▶ STATED TASK
Output the material beneath this task exactly, images excluded.

▶ SUPPLIED RECORDS
************
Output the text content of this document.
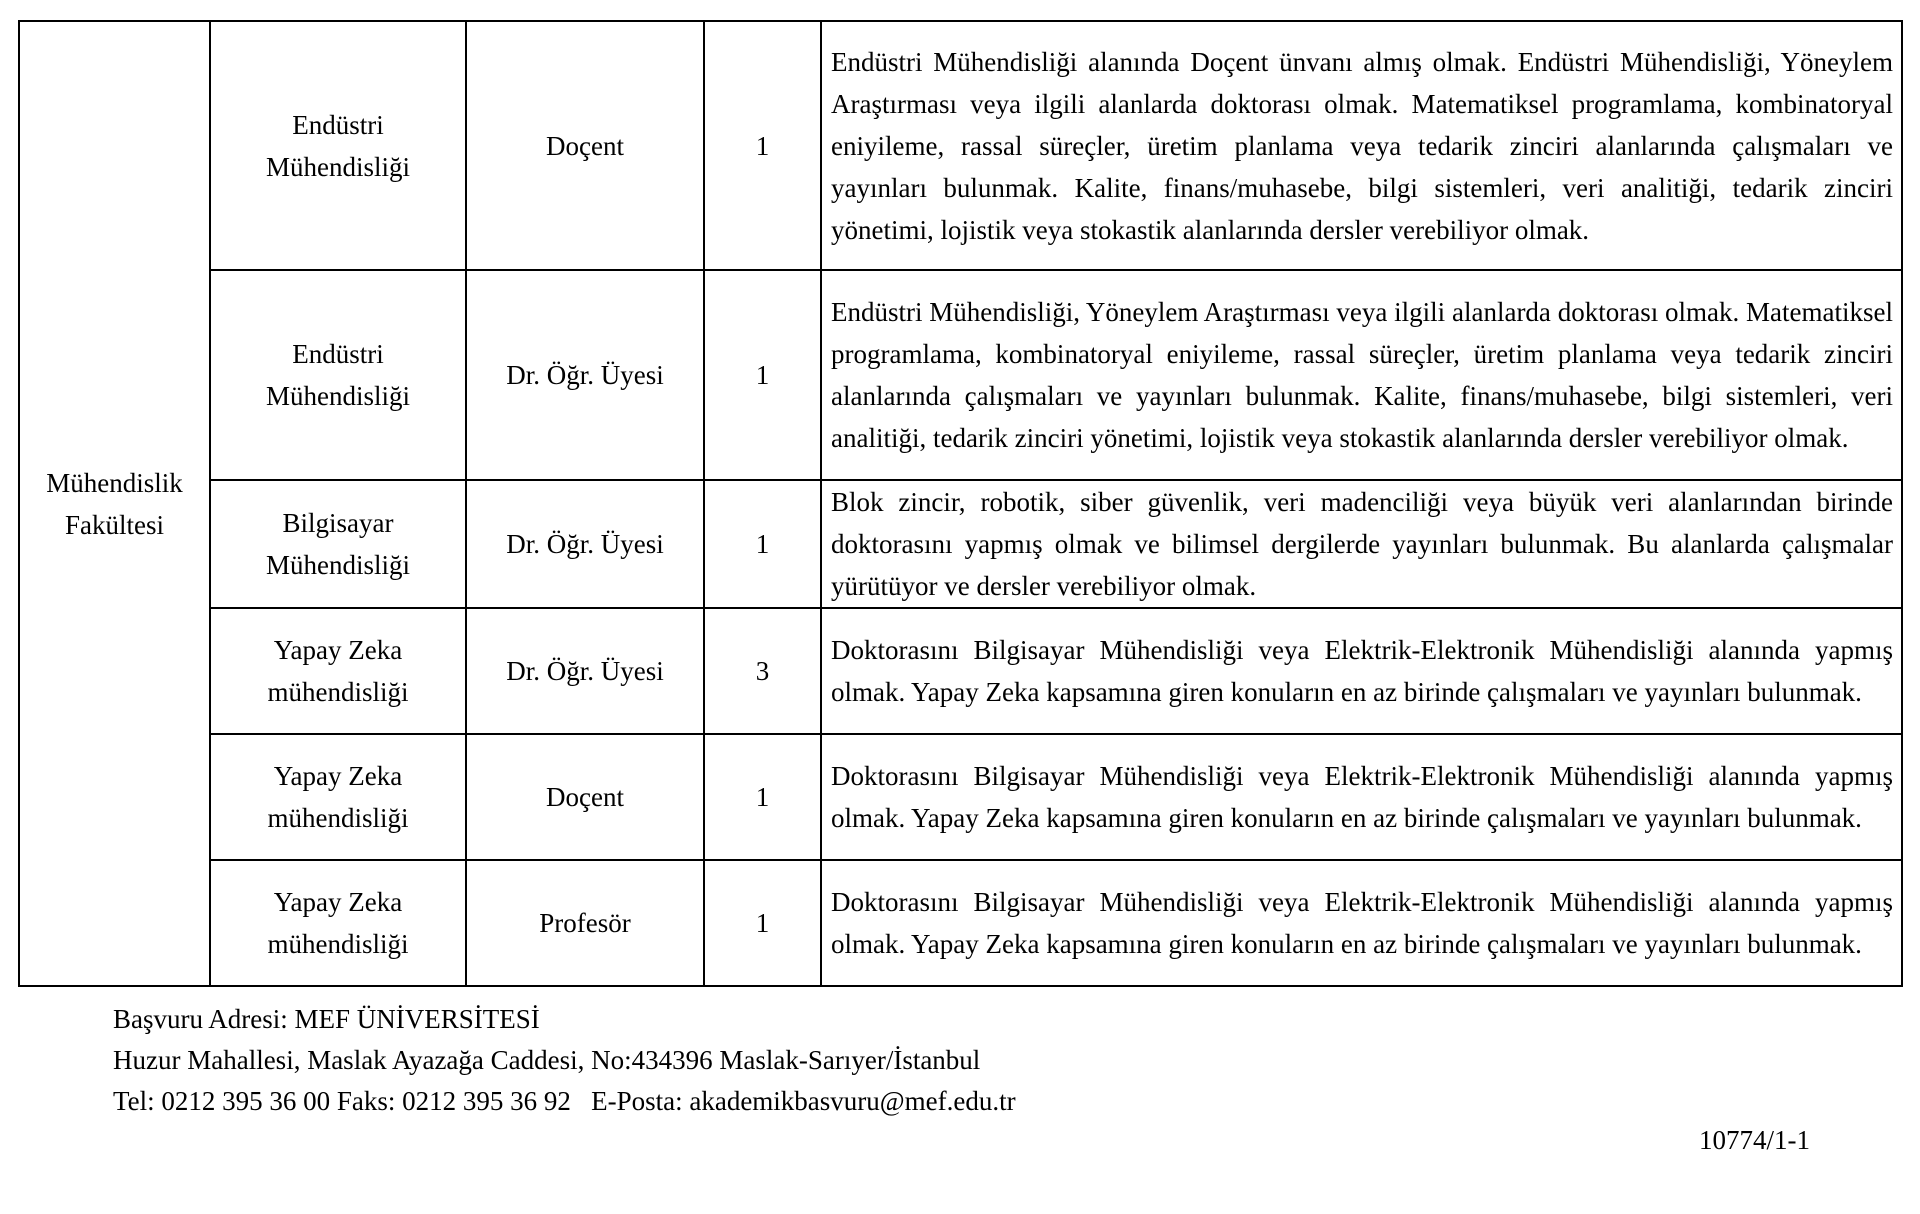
Mühendislik Fakültesi	Endüstri Mühendisliği	Doçent	1	Endüstri Mühendisliği alanında Doçent ünvanı almış olmak. Endüstri Mühendisliği, Yöneylem Araştırması veya ilgili alanlarda doktorası olmak. Matematiksel programlama, kombinatoryal eniyileme, rassal süreçler, üretim planlama veya tedarik zinciri alanlarında çalışmaları ve yayınları bulunmak. Kalite, finans/muhasebe, bilgi sistemleri, veri analitiği, tedarik zinciri yönetimi, lojistik veya stokastik alanlarında dersler verebiliyor olmak.
	Endüstri Mühendisliği	Dr. Öğr. Üyesi	1	Endüstri Mühendisliği, Yöneylem Araştırması veya ilgili alanlarda doktorası olmak. Matematiksel programlama, kombinatoryal eniyileme, rassal süreçler, üretim planlama veya tedarik zinciri alanlarında çalışmaları ve yayınları bulunmak. Kalite, finans/muhasebe, bilgi sistemleri, veri analitiği, tedarik zinciri yönetimi, lojistik veya stokastik alanlarında dersler verebiliyor olmak.
	Bilgisayar Mühendisliği	Dr. Öğr. Üyesi	1	Blok zincir, robotik, siber güvenlik, veri madenciliği veya büyük veri alanlarından birinde doktorasını yapmış olmak ve bilimsel dergilerde yayınları bulunmak. Bu alanlarda çalışmalar yürütüyor ve dersler verebiliyor olmak.
	Yapay Zeka mühendisliği	Dr. Öğr. Üyesi	3	Doktorasını Bilgisayar Mühendisliği veya Elektrik-Elektronik Mühendisliği alanında yapmış olmak. Yapay Zeka kapsamına giren konuların en az birinde çalışmaları ve yayınları bulunmak.
	Yapay Zeka mühendisliği	Doçent	1	Doktorasını Bilgisayar Mühendisliği veya Elektrik-Elektronik Mühendisliği alanında yapmış olmak. Yapay Zeka kapsamına giren konuların en az birinde çalışmaları ve yayınları bulunmak.
	Yapay Zeka mühendisliği	Profesör	1	Doktorasını Bilgisayar Mühendisliği veya Elektrik-Elektronik Mühendisliği alanında yapmış olmak. Yapay Zeka kapsamına giren konuların en az birinde çalışmaları ve yayınları bulunmak.
Başvuru Adresi: MEF ÜNİVERSİTESİ
Huzur Mahallesi, Maslak Ayazağa Caddesi, No:434396 Maslak-Sarıyer/İstanbul
Tel: 0212 395 36 00 Faks: 0212 395 36 92   E-Posta: akademikbasvuru@mef.edu.tr
10774/1-1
************
▶ TASK SOLUTION
Output the text content of this document.
Mühendislik Fakültesi	Endüstri Mühendisliği	Doçent	1	Endüstri Mühendisliği alanında Doçent ünvanı almış olmak. Endüstri Mühendisliği, Yöneylem Araştırması veya ilgili alanlarda doktorası olmak. Matematiksel programlama, kombinatoryal eniyileme, rassal süreçler, üretim planlama veya tedarik zinciri alanlarında çalışmaları ve yayınları bulunmak. Kalite, finans/muhasebe, bilgi sistemleri, veri analitiği, tedarik zinciri yönetimi, lojistik veya stokastik alanlarında dersler verebiliyor olmak.
	Endüstri Mühendisliği	Dr. Öğr. Üyesi	1	Endüstri Mühendisliği, Yöneylem Araştırması veya ilgili alanlarda doktorası olmak. Matematiksel programlama, kombinatoryal eniyileme, rassal süreçler, üretim planlama veya tedarik zinciri alanlarında çalışmaları ve yayınları bulunmak. Kalite, finans/muhasebe, bilgi sistemleri, veri analitiği, tedarik zinciri yönetimi, lojistik veya stokastik alanlarında dersler verebiliyor olmak.
	Bilgisayar Mühendisliği	Dr. Öğr. Üyesi	1	Blok zincir, robotik, siber güvenlik, veri madenciliği veya büyük veri alanlarından birinde doktorasını yapmış olmak ve bilimsel dergilerde yayınları bulunmak. Bu alanlarda çalışmalar yürütüyor ve dersler verebiliyor olmak.
	Yapay Zeka mühendisliği	Dr. Öğr. Üyesi	3	Doktorasını Bilgisayar Mühendisliği veya Elektrik-Elektronik Mühendisliği alanında yapmış olmak. Yapay Zeka kapsamına giren konuların en az birinde çalışmaları ve yayınları bulunmak.
	Yapay Zeka mühendisliği	Doçent	1	Doktorasını Bilgisayar Mühendisliği veya Elektrik-Elektronik Mühendisliği alanında yapmış olmak. Yapay Zeka kapsamına giren konuların en az birinde çalışmaları ve yayınları bulunmak.
	Yapay Zeka mühendisliği	Profesör	1	Doktorasını Bilgisayar Mühendisliği veya Elektrik-Elektronik Mühendisliği alanında yapmış olmak. Yapay Zeka kapsamına giren konuların en az birinde çalışmaları ve yayınları bulunmak.
Başvuru Adresi: MEF ÜNİVERSİTESİ
Huzur Mahallesi, Maslak Ayazağa Caddesi, No:434396 Maslak-Sarıyer/İstanbul
Tel: 0212 395 36 00 Faks: 0212 395 36 92   E-Posta: akademikbasvuru@mef.edu.tr
10774/1-1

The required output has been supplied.